WHAT THE EXERCISE ASKS:
List each line of the material below that contains the string "time", treating uppercase and lowercase letters as different.

SUPPLIED MATERIAL:
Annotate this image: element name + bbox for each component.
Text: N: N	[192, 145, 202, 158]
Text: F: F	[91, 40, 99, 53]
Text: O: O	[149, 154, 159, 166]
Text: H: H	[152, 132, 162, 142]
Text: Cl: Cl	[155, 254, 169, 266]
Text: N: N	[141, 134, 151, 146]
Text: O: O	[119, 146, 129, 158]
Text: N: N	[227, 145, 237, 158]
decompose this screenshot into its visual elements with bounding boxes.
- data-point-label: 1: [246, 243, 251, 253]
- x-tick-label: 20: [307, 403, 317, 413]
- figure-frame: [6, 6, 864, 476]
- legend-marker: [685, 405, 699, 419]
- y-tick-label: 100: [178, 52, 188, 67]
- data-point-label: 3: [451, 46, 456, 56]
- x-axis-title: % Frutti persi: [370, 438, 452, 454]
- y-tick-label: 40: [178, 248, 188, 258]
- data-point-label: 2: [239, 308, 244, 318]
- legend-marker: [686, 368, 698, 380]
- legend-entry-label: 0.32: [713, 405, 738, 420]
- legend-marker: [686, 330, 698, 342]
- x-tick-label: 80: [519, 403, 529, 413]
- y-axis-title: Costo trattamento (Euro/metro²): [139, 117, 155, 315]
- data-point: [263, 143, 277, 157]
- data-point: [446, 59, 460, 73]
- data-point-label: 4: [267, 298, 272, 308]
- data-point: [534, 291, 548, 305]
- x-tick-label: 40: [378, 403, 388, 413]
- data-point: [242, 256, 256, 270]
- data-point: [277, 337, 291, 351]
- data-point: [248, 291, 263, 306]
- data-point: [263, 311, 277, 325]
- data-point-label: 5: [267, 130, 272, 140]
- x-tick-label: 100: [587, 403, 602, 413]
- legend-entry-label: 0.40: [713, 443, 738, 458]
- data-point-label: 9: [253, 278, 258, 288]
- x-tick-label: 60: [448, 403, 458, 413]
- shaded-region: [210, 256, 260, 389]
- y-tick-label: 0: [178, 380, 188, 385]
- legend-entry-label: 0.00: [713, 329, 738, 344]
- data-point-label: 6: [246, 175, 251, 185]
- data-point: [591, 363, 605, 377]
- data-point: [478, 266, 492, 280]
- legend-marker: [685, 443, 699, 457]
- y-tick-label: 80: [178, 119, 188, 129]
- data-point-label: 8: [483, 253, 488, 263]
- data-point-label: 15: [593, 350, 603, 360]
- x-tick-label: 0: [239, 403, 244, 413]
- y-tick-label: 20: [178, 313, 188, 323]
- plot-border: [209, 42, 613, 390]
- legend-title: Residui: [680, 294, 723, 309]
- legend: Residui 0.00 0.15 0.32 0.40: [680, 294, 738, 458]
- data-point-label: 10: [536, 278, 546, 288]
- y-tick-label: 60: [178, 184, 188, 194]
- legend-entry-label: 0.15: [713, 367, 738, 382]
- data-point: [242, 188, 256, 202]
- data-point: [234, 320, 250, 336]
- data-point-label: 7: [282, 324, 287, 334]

* * *

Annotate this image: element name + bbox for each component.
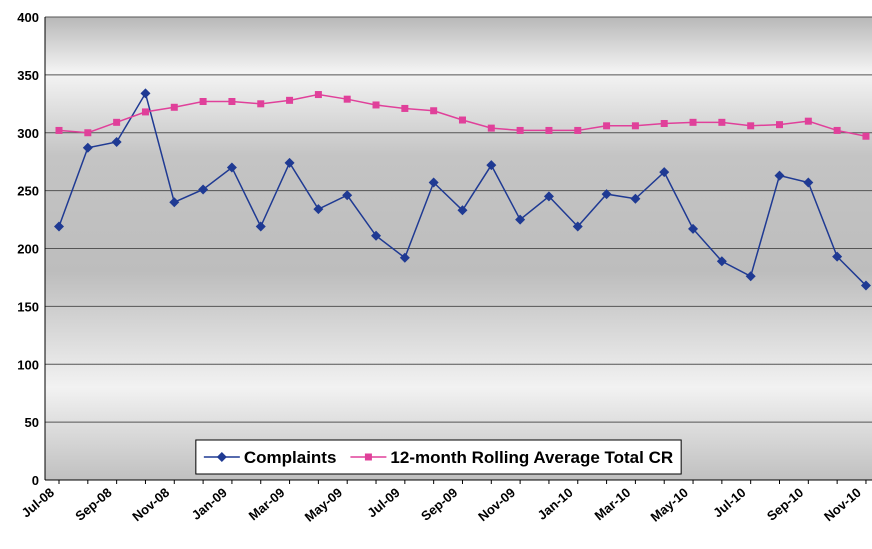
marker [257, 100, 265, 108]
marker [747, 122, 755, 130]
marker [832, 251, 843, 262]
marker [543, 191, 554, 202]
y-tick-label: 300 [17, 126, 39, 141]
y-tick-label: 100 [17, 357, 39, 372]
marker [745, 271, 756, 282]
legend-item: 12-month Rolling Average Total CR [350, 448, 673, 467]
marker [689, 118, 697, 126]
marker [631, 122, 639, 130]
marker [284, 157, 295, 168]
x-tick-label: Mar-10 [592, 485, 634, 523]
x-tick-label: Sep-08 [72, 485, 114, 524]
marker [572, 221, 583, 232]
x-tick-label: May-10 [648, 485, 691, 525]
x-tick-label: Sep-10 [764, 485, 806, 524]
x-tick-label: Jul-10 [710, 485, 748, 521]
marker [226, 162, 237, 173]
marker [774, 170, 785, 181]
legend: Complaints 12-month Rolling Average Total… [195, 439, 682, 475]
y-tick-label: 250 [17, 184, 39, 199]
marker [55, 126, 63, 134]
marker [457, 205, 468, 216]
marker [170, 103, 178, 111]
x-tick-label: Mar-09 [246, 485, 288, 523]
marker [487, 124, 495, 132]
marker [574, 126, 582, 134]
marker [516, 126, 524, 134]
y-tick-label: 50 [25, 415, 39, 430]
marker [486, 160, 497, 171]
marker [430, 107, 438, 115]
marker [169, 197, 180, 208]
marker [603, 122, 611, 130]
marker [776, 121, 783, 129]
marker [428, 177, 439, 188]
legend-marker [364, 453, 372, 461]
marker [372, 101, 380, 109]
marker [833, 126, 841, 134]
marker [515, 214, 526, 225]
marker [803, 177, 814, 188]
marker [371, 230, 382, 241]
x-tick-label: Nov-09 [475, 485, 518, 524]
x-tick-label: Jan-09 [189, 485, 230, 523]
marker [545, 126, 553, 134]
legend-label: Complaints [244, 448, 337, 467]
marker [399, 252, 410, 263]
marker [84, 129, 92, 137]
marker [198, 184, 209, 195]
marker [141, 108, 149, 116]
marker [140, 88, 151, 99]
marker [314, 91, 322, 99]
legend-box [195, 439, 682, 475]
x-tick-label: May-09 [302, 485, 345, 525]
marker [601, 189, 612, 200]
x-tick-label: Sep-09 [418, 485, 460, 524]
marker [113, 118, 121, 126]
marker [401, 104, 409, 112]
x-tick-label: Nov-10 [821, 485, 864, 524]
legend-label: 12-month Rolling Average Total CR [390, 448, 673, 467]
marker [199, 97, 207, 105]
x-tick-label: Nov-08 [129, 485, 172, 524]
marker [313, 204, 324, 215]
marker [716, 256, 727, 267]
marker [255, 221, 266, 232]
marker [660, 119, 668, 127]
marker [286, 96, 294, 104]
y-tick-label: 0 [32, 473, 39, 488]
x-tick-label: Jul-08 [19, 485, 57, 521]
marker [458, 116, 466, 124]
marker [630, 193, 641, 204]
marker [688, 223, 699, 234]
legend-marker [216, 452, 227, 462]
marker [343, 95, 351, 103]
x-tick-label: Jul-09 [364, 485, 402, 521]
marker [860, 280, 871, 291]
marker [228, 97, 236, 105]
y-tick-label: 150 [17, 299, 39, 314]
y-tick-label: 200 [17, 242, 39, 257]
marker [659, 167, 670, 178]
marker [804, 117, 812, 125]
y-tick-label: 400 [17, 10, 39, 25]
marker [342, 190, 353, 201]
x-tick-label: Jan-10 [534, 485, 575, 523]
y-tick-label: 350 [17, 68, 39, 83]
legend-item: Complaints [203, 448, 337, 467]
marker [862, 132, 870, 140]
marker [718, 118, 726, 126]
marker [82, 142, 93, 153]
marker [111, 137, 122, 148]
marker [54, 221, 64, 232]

---

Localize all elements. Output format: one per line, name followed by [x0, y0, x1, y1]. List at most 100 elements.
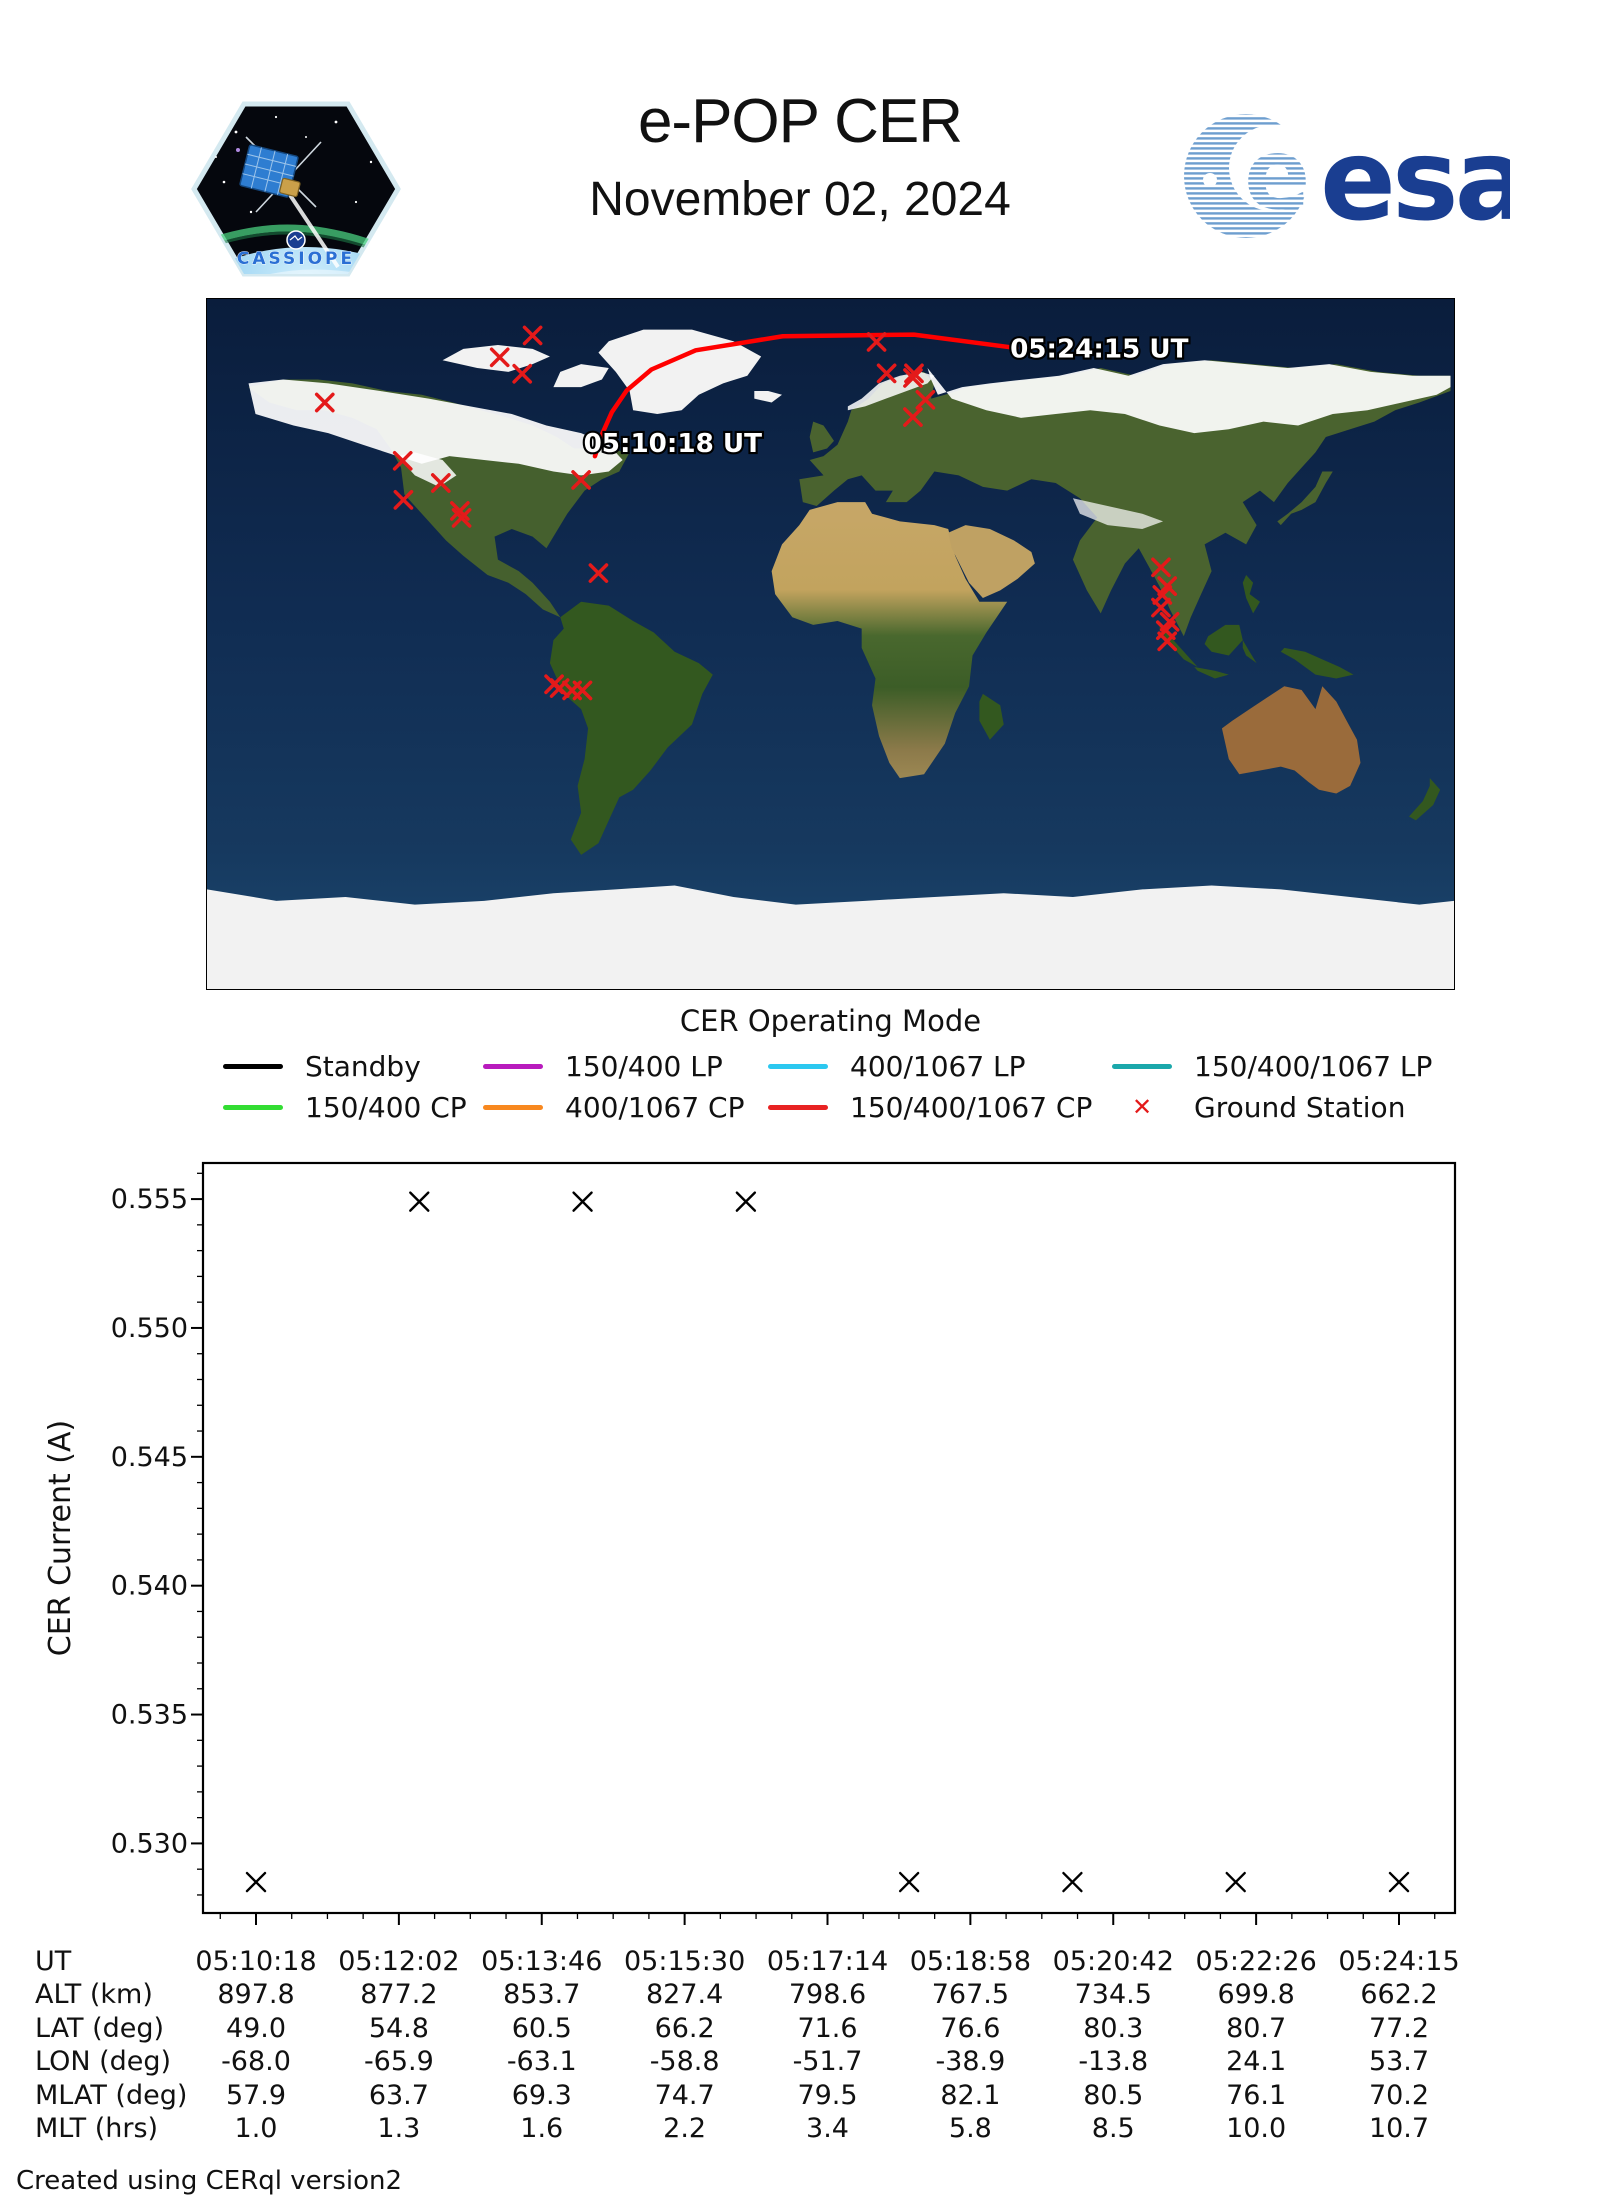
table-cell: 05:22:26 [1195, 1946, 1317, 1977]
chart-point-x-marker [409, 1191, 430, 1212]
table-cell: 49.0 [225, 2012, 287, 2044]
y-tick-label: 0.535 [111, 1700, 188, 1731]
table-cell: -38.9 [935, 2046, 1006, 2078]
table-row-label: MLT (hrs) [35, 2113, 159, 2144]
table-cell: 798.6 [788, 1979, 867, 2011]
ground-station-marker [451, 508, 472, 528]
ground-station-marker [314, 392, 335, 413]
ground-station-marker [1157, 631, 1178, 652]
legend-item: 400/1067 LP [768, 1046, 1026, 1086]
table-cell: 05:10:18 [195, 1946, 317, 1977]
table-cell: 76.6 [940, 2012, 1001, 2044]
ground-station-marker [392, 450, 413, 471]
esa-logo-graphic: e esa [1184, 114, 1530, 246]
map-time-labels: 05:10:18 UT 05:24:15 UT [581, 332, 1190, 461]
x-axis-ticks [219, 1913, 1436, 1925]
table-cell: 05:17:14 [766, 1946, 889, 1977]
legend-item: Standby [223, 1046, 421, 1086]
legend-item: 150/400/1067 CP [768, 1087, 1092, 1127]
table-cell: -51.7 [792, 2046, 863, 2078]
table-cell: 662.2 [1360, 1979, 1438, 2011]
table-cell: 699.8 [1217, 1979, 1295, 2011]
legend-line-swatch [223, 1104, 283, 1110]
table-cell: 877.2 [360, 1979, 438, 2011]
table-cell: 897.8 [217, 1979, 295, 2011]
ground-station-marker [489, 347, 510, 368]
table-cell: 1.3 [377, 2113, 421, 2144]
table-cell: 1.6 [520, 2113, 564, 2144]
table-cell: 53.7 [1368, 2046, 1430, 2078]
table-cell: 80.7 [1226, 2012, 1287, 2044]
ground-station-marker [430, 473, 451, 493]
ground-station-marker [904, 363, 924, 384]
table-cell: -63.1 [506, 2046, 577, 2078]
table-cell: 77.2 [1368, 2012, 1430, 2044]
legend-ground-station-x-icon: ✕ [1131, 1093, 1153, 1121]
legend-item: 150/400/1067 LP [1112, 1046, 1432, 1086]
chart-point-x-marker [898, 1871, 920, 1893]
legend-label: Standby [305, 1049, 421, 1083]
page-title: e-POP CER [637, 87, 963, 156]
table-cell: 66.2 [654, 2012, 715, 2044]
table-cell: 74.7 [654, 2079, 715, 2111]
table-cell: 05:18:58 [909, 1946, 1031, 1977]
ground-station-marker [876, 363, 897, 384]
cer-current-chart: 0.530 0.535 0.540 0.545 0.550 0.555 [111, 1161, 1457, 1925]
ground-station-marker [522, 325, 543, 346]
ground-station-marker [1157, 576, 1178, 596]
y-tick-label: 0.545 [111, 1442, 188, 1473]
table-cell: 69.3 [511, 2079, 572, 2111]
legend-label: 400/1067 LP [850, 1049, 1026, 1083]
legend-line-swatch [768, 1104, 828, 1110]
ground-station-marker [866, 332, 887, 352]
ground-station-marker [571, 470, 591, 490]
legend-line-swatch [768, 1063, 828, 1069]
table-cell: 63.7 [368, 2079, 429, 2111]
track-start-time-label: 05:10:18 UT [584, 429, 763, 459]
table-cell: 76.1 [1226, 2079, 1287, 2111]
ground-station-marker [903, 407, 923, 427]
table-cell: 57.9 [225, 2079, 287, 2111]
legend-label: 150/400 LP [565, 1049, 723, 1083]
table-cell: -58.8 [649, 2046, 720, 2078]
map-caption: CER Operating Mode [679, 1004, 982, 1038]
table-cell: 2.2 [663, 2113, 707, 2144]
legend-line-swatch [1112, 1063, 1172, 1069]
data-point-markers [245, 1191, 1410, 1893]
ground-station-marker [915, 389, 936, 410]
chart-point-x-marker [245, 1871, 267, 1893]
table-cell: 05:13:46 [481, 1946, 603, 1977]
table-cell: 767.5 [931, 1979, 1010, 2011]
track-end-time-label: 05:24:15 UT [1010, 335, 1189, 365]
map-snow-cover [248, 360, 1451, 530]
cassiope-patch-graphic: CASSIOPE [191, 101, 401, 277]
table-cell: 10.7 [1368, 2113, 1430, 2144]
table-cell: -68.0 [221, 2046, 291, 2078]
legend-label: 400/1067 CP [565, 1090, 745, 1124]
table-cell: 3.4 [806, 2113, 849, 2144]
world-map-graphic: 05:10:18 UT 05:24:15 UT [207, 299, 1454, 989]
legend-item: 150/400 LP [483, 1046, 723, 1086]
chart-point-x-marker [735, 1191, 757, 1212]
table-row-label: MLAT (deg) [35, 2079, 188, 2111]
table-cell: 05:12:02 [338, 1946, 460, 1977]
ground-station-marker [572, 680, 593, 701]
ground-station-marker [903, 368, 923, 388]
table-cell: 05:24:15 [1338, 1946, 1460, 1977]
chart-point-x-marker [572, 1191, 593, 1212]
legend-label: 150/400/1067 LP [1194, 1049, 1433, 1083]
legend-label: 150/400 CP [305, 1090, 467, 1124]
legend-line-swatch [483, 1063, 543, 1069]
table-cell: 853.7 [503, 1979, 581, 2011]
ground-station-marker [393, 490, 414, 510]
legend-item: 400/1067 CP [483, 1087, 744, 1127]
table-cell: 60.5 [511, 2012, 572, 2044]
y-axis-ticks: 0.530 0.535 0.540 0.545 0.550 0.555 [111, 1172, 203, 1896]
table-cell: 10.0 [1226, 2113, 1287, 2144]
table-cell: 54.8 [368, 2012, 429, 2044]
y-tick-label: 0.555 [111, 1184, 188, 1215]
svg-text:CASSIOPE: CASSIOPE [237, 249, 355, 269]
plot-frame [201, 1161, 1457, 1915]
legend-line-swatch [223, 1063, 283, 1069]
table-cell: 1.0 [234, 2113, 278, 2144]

TASK ANSWER:
map-time-labels: 05:10:18 UT 05:24:15 UT [581, 332, 1190, 461]
track-start-time-label: 05:10:18 UT [584, 429, 763, 459]
track-end-time-label: 05:24:15 UT [1010, 335, 1189, 365]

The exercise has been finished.